Given request
From the listing below, pull out the lines that hold "сеть".

Data excerpts
start

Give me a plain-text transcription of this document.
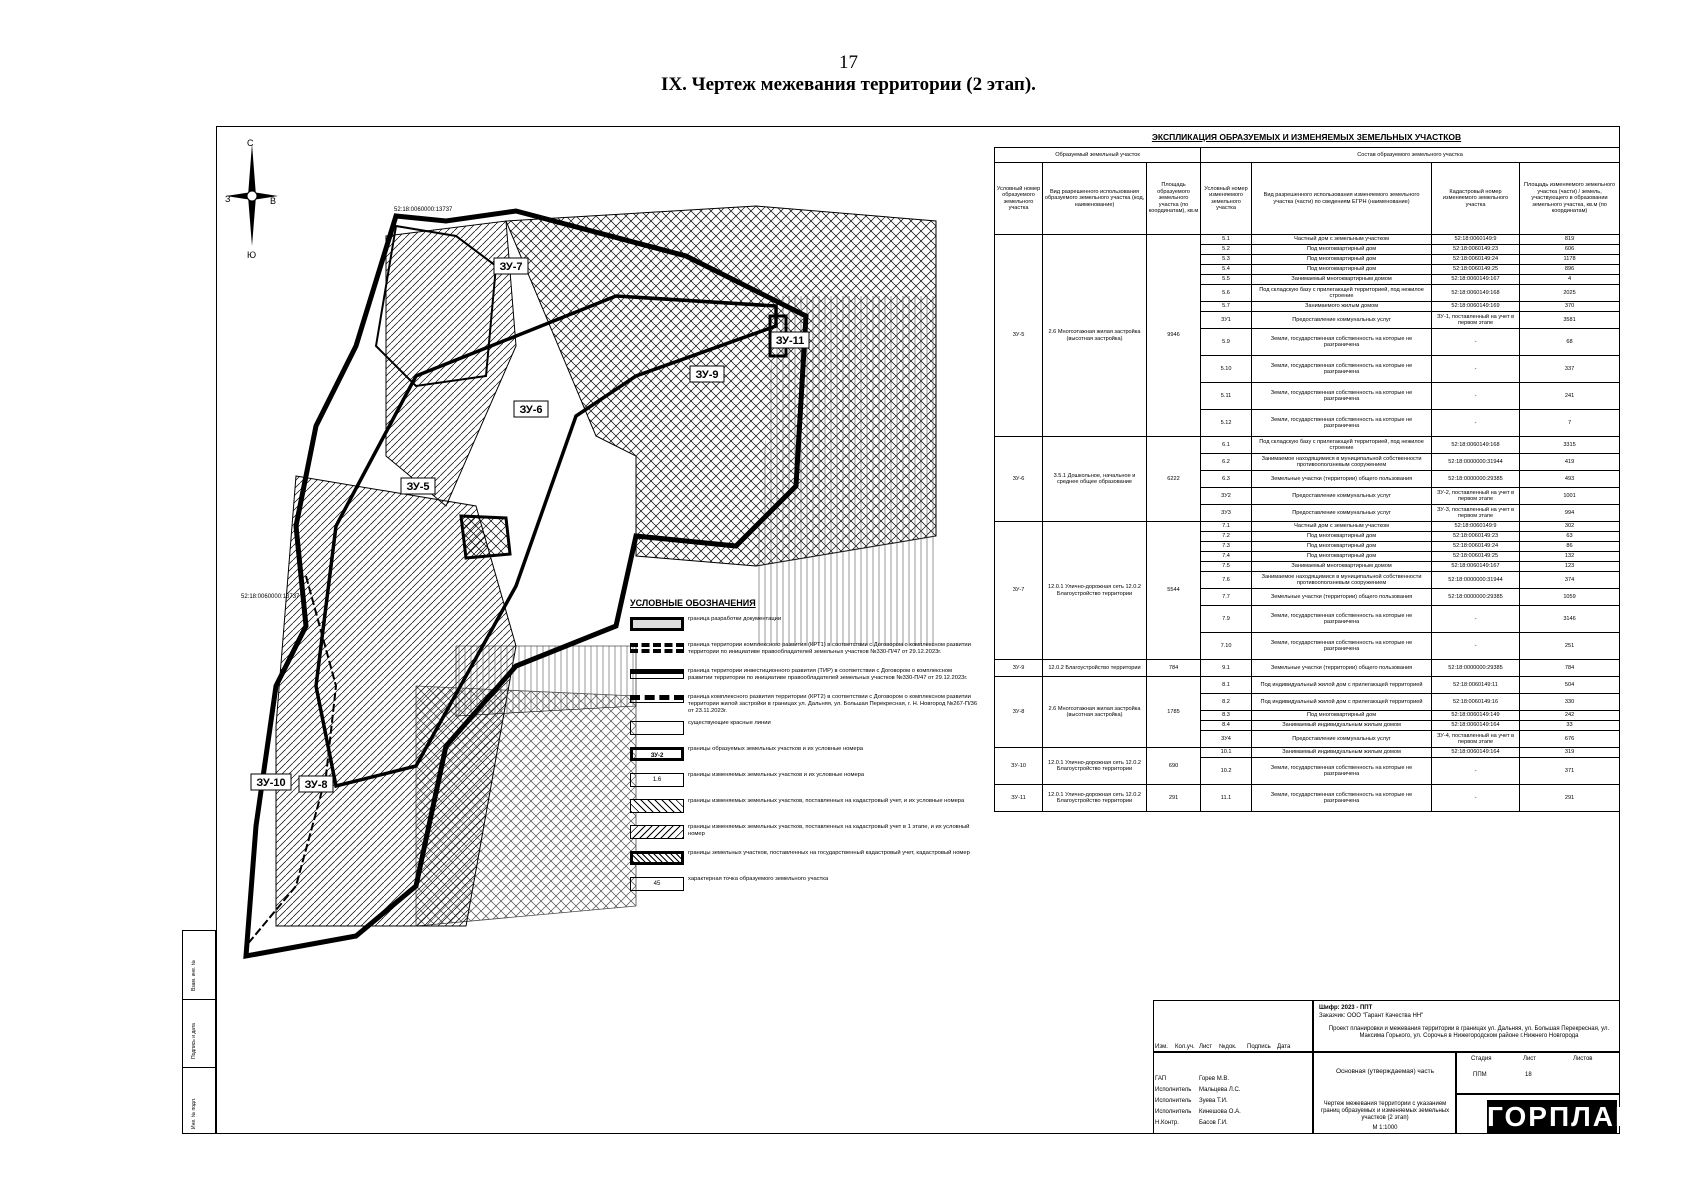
17
IX. Чертеж межевания территории (2 этап).
ЗУ-7
ЗУ-6
ЗУ-5
ЗУ-9
ЗУ-11
ЗУ-10 ЗУ-8
52:18:0060000:13737
52:18:0060000:13737
С
Ю
З	В
ЭКСПЛИКАЦИЯ ОБРАЗУЕМЫХ И ИЗМЕНЯЕМЫХ ЗЕМЕЛЬНЫХ УЧАСТКОВ
Образуемый земельный участок			Состав образуемого земельного участка			
Условный номер образуемого земельного участка	Вид разрешенного использования образуемого земельного участка (код, наименование)	Площадь образуемого земельного участка (по координатам), кв.м	Условный номер изменяемого земельного участка	Вид разрешенного использования изменяемого земельного участка (части) по сведениям ЕГРН (наименование)	Кадастровый номер изменяемого земельного участка	Площадь изменяемого земельного участка (части) / земель, участвующего в образовании земельного участка, кв.м (по координатам)
ЗУ-5	2.6 Многоэтажная жилая застройка (высотная застройка)	9946	5.1	Частный дом с земельным участком	52:18:0060149:9	819
			5.2	Под многоквартирный дом	52:18:0060149:23	606
			5.3	Под многоквартирный дом	52:18:0060149:24	1178
			5.4	Под многоквартирный дом	52:18:0060149:25	896
			5.5	Занимаемый многоквартирным домом	52:18:0060149:167	4
			5.6	Под складскую базу с прилегающей территорией, под нежилое строение	52:18:0060149:168	2025
			5.7	Занимаемого жилым домом	52:18:0060149:169	370
			3У1	Предоставление коммунальных услуг	ЗУ-1, поставленный на учет в первом этапе	3581
			5.9	Земли, государственная собственность на которые не разграничена	-	68
			5.10	Земли, государственная собственность на которые не разграничена	-	337
			5.11	Земли, государственная собственность на которые не разграничена	-	241
			5.12	Земли, государственная собственность на которые не разграничена	-	7
ЗУ-6	3.5.1 Дошкольное, начальное и среднее общее образование	6222	6.1	Под складскую базу с прилегающей территорией, под нежилое строение	52:18:0060149:168	3315
			6.2	Занимаемое находящимися в муниципальной собственности противооползневым сооружением	52:18:0000000:31944	419
			6.3	Земельные участки (территории) общего пользования	52:18:0000000:29385	493
			3У2	Предоставление коммунальных услуг	ЗУ-2, поставленный на учет в первом этапе	1001
			3У3	Предоставление коммунальных услуг	ЗУ-3, поставленный на учет в первом этапе	994
ЗУ-7	12.0.1 Улично-дорожная сеть 12.0.2 Благоустройство территории	5544	7.1	Частный дом с земельным участком	52:18:0060149:9	302
			7.2	Под многоквартирный дом	52:18:0060149:23	63
			7.3	Под многоквартирный дом	52:18:0060149:24	86
			7.4	Под многоквартирный дом	52:18:0060149:25	132
			7.5	Занимаемый многоквартирным домом	52:18:0060149:167	123
			7.6	Занимаемое находящимися в муниципальной собственности противооползневым сооружением	52:18:0000000:31944	374
			7.7	Земельные участки (территории) общего пользования	52:18:0000000:29385	1059
			7.9	Земли, государственная собственность на которые не разграничена	-	3146
			7.10	Земли, государственная собственность на которые не разграничена	-	251
ЗУ-9	12.0.2 Благоустройство территории	784	9.1	Земельные участки (территории) общего пользования	52:18:0000000:29385	784
ЗУ-8	2.6 Многоэтажная жилая застройка (высотная застройка)	1785	8.1	Под индивидуальный жилой дом с прилегающей территорией	52:18:0060149:11	504
			8.2	Под индивидуальный жилой дом с прилегающей территорией	52:18:0060149:16	330
			8.3	Под многоквартирный дом	52:18:0060149:149	242
			8.4	Занимаемый индивидуальным жилым домом	52:18:0060149:164	33
			3У4	Предоставление коммунальных услуг	ЗУ-4, поставленный на учет в первом этапе	676
ЗУ-10	12.0.1 Улично-дорожная сеть 12.0.2 Благоустройство территории	690	10.1	Занимаемый индивидуальным жилым домом	52:18:0060149:164	319
			10.2	Земли, государственная собственность на которые не разграничена	-	371
ЗУ-11	12.0.1 Улично-дорожная сеть 12.0.2 Благоустройство территории	291	11.1	Земли, государственная собственность на которые не разграничена	-	291
УСЛОВНЫЕ ОБОЗНАЧЕНИЯ
граница разработки документации
граница территории комплексного развития (КРТ1) в соответствии с Договором о комплексном развитии территории по инициативе правообладателей земельных участков №330-П/47 от 29.12.2023г.
граница территории инвестиционного развития (ТИР) в соответствии с Договором о комплексном развитии территории по инициативе правообладателей земельных участков №330-П/47 от 29.12.2023г.
граница комплексного развития территории (КРТ2) в соответствии с Договором о комплексном развитии территории жилой застройки в границах ул. Дальняя, ул. Большая Перекресная, г. Н. Новгород №267-П/36 от 23.11.2023г.
существующие красные линии
ЗУ-2
границы образуемых земельных участков и их условные номера
1.6
границы изменяемых земельных участков и их условные номера
границы изменяемых земельных участков, поставленных на кадастровый учет, и их условные номера
границы изменяемых земельных участков, поставленных на кадастровый учет в 1 этапе, и их условный номер
границы земельных участков, поставленных на государственный кадастровый учет, кадастровый номер
45
характерная точка образуемого земельного участка
Взам. инв. №
Подпись и дата
Инв. № подл.
Шифр: 2023 - ППТ
Заказчик: ООО "Гарант Качества НН"
Проект планировки и межевания территории в границах ул. Дальняя, ул. Большая Перекресная, ул. Максима Горького, ул. Сорочья в Нижегородском районе г.Нижнего Новгорода
Изм. Кол.уч. Лист №док. Подпись Дата
ГАП	Горев М.В.
Исполнитель Мальцева Л.С.
Исполнитель Зуева Т.И.
Исполнитель Кинешова О.А.
Н.Контр.	Басов Г.И.
Основная (утверждаемая) часть
Чертеж межевания территории с указанием границ образуемых и изменяемых земельных участков (2 этап)
М 1:1000
Стадия	Лист	Листов
ППМ	18
ГОРПЛАН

end

Response below
ЗУ-7	12.0.1 Улично-дорожная сеть 12.0.2 Благоустройство территории	5544	7.1	Частный дом с земельным участком	52:18:0060149:9	302
ЗУ-10	12.0.1 Улично-дорожная сеть 12.0.2 Благоустройство территории	690	10.1	Занимаемый индивидуальным жилым домом	52:18:0060149:164	319
ЗУ-11	12.0.1 Улично-дорожная сеть 12.0.2 Благоустройство территории	291	11.1	Земли, государственная собственность на которые не разграничена	-	291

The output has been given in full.